▶ Task directions
Give the count of lines containing the string "Measurment", with no other output.

▶ Exercise data
---

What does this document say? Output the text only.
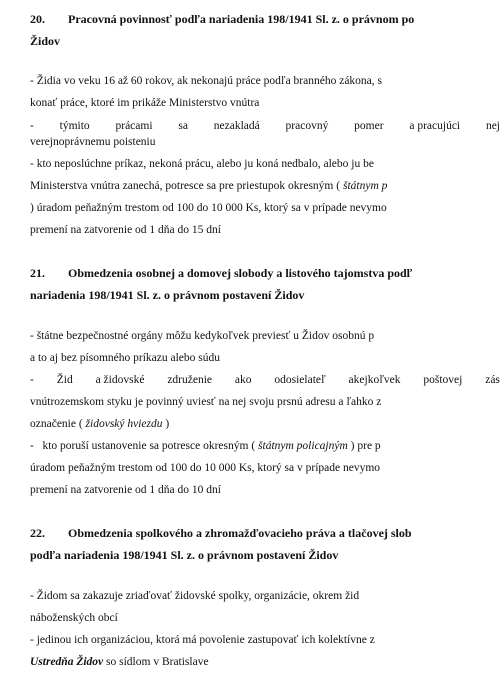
20. Pracovná povinnosť podľa nariadenia 198/1941 Sl. z. o právnom po
Židov
- Židia vo veku 16 až 60 rokov, ak nekonajú práce podľa branného zákona, s
konať práce, ktoré im prikáže Ministerstvo vnútra
- týmito prácami sa nezakladá pracovný pomer a pracujúci nej
verejnoprávnemu poisteniu
- kto neposlúchne príkaz, nekoná prácu, alebo ju koná nedbalo, alebo ju be
Ministerstva vnútra zanechá, potresce sa pre priestupok okresným ( štátnym p
) úradom peňažným trestom od 100 do 10 000 Ks, ktorý sa v prípade nevymo
premení na zatvorenie od 1 dňa do 15 dní
21. Obmedzenia osobnej a domovej slobody a listového tajomstva podľ
nariadenia 198/1941 Sl. z. o právnom postavení Židov
- štátne bezpečnostné orgány môžu kedykoľvek previesť u Židov osobnú p
a to aj bez písomného príkazu alebo súdu
- Žid a židovské združenie ako odosielateľ akejkoľvek poštovej zás
vnútrozemskom styku je povinný uviesť na nej svoju prsnú adresu a ľahko z
označenie ( židovský hviezdu )
-   kto poruší ustanovenie sa potresce okresným ( štátnym policajným ) pre p
úradom peňažným trestom od 100 do 10 000 Ks, ktorý sa v prípade nevymo
premení na zatvorenie od 1 dňa do 10 dní
22. Obmedzenia spolkového a zhromažďovacieho práva a tlačovej slob
podľa nariadenia 198/1941 Sl. z. o právnom postavení Židov
- Židom sa zakazuje zriaďovať židovské spolky, organizácie, okrem žid
náboženských obcí
- jedinou ich organizáciou, ktorá má povolenie zastupovať ich kolektívne z
Ustredňa Židov so sídlom v Bratislave
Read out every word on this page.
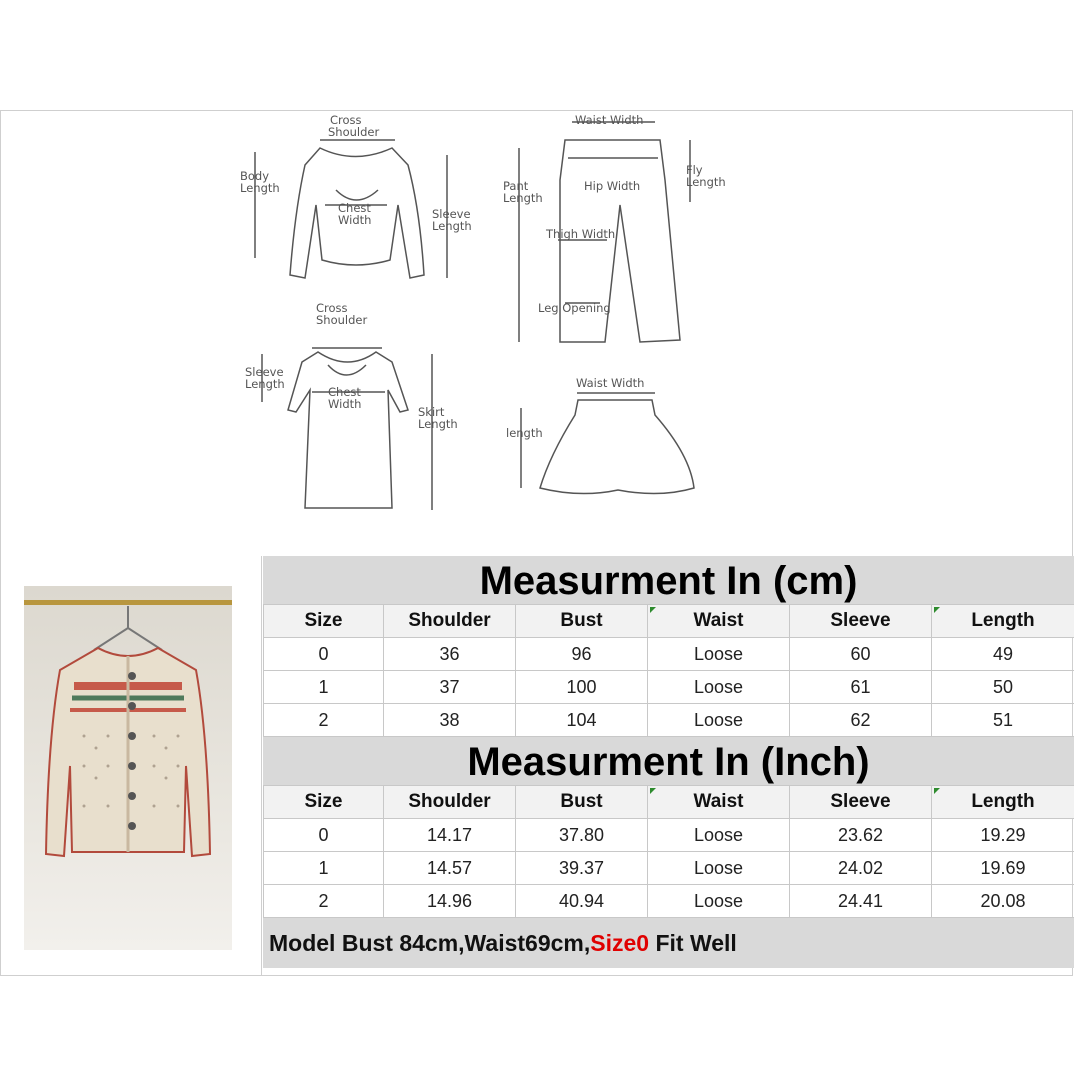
Cross
Shoulder
Body
Length
Chest
Width	Sleeve
Length
Waist Width
Pant
Length
Hip Width
Fly
Length
Thigh Width
Leg Opening
Cross
Shoulder
Sleeve
Length
Chest
Width
Skirt
Length
Waist Width
length
Measurment In (cm)
Size	Shoulder	Bust	Waist	Sleeve	Length
0	36	96	Loose	60	49
1	37	100	Loose	61	50
2	38	104	Loose	62	51
Measurment In (Inch)
Size	Shoulder	Bust	Waist	Sleeve	Length
0	14.17	37.80	Loose	23.62	19.29
1	14.57	39.37	Loose	24.02	19.69
2	14.96	40.94	Loose	24.41	20.08
Model Bust 84cm,Waist69cm,Size0 Fit Well
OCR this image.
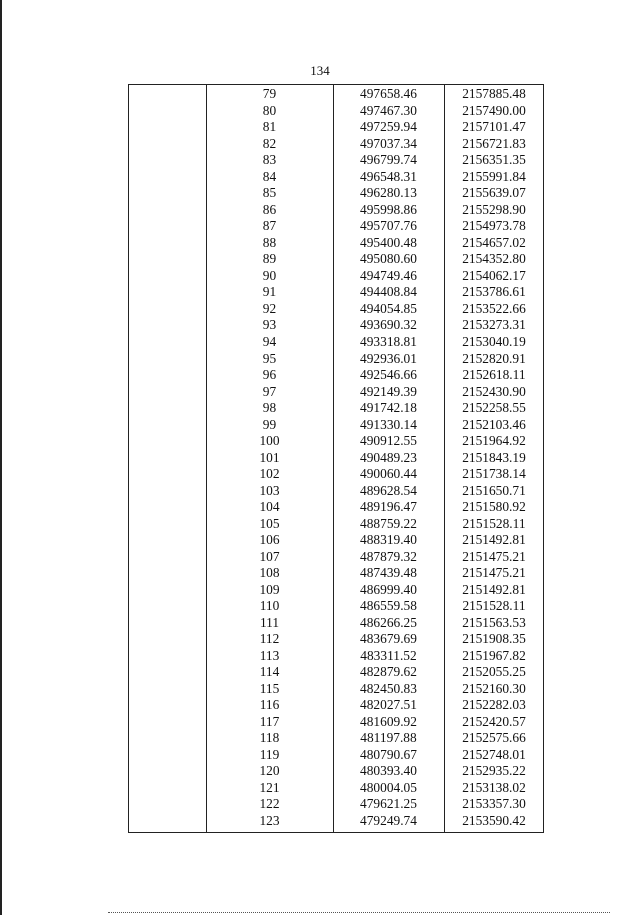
134
	79	497658.46	2157885.48
	80	497467.30	2157490.00
	81	497259.94	2157101.47
	82	497037.34	2156721.83
	83	496799.74	2156351.35
	84	496548.31	2155991.84
	85	496280.13	2155639.07
	86	495998.86	2155298.90
	87	495707.76	2154973.78
	88	495400.48	2154657.02
	89	495080.60	2154352.80
	90	494749.46	2154062.17
	91	494408.84	2153786.61
	92	494054.85	2153522.66
	93	493690.32	2153273.31
	94	493318.81	2153040.19
	95	492936.01	2152820.91
	96	492546.66	2152618.11
	97	492149.39	2152430.90
	98	491742.18	2152258.55
	99	491330.14	2152103.46
	100	490912.55	2151964.92
	101	490489.23	2151843.19
	102	490060.44	2151738.14
	103	489628.54	2151650.71
	104	489196.47	2151580.92
	105	488759.22	2151528.11
	106	488319.40	2151492.81
	107	487879.32	2151475.21
	108	487439.48	2151475.21
	109	486999.40	2151492.81
	110	486559.58	2151528.11
	111	486266.25	2151563.53
	112	483679.69	2151908.35
	113	483311.52	2151967.82
	114	482879.62	2152055.25
	115	482450.83	2152160.30
	116	482027.51	2152282.03
	117	481609.92	2152420.57
	118	481197.88	2152575.66
	119	480790.67	2152748.01
	120	480393.40	2152935.22
	121	480004.05	2153138.02
	122	479621.25	2153357.30
	123	479249.74	2153590.42
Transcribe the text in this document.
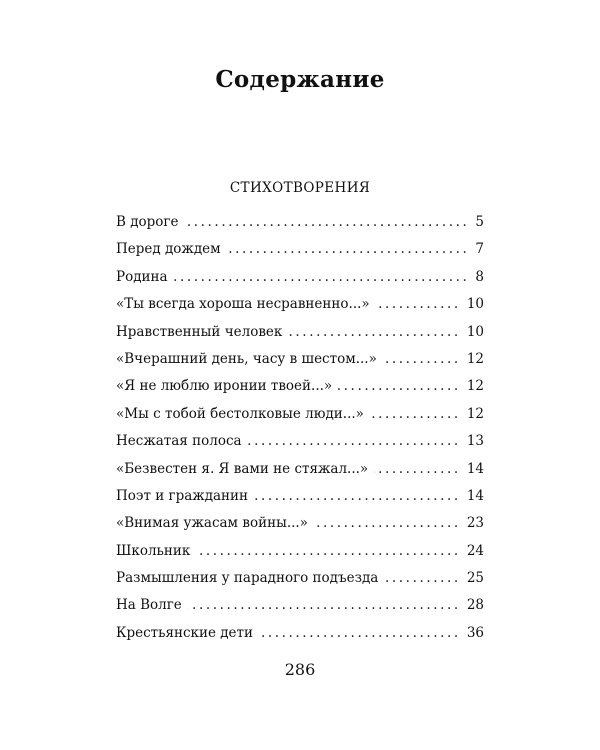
Содержание
СТИХОТВОРЕНИЯ
В дороге .....	5
Перед дождем .....	7
Родина .....	8
«Ты всегда хороша несравненно...» .....	10
Нравственный человек .....	10
«Вчерашний день, часу в шестом...» .....	12
«Я не люблю иронии твоей...» .....	12
«Мы с тобой бестолковые люди...» .....	12
Несжатая полоса .....	13
«Безвестен я. Я вами не стяжал...» .....	14
Поэт и гражданин .....	14
«Внимая ужасам войны...» .....	23
Школьник .....	24
Размышления у парадного подъезда .....	25
На Волге .....	28
Крестьянские дети .....	36
286
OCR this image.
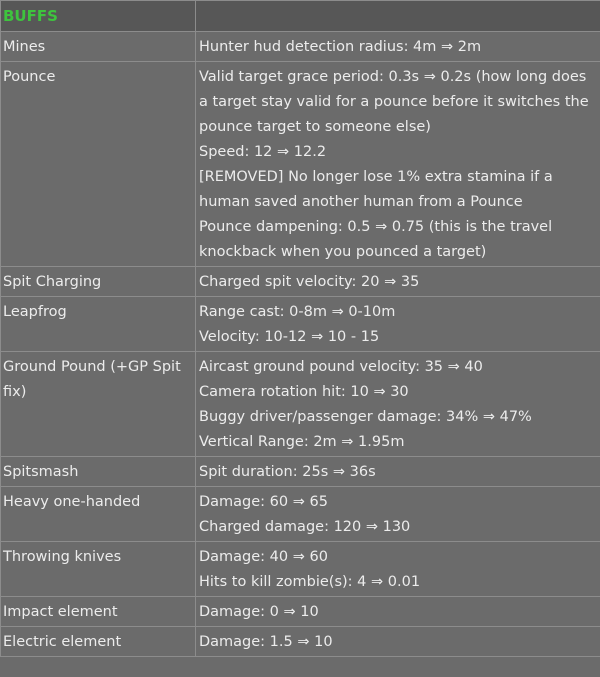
BUFFS	
Mines	Hunter hud detection radius: 4m ⇒ 2m

Pounce	Valid target grace period: 0.3s ⇒ 0.2s (how long does a target stay valid for a pounce before it switches the pounce target to someone else)
Speed: 12 ⇒ 12.2
[REMOVED] No longer lose 1% extra stamina if a human saved another human from a Pounce
Pounce dampening: 0.5 ⇒ 0.75 (this is the travel knockback when you pounced a target)

Spit Charging	Charged spit velocity: 20 ⇒ 35

Leapfrog	Range cast: 0-8m ⇒ 0-10m
Velocity: 10-12 ⇒ 10 - 15

Ground Pound (+GP Spit fix)	Aircast ground pound velocity: 35 ⇒ 40
Camera rotation hit: 10 ⇒ 30
Buggy driver/passenger damage: 34% ⇒ 47%
Vertical Range: 2m ⇒ 1.95m

Spitsmash	Spit duration: 25s ⇒ 36s

Heavy one-handed	Damage: 60 ⇒ 65
Charged damage: 120 ⇒ 130

Throwing knives	Damage: 40 ⇒ 60
Hits to kill zombie(s): 4 ⇒ 0.01

Impact element	Damage: 0 ⇒ 10

Electric element	Damage: 1.5 ⇒ 10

---

▶ The reply
2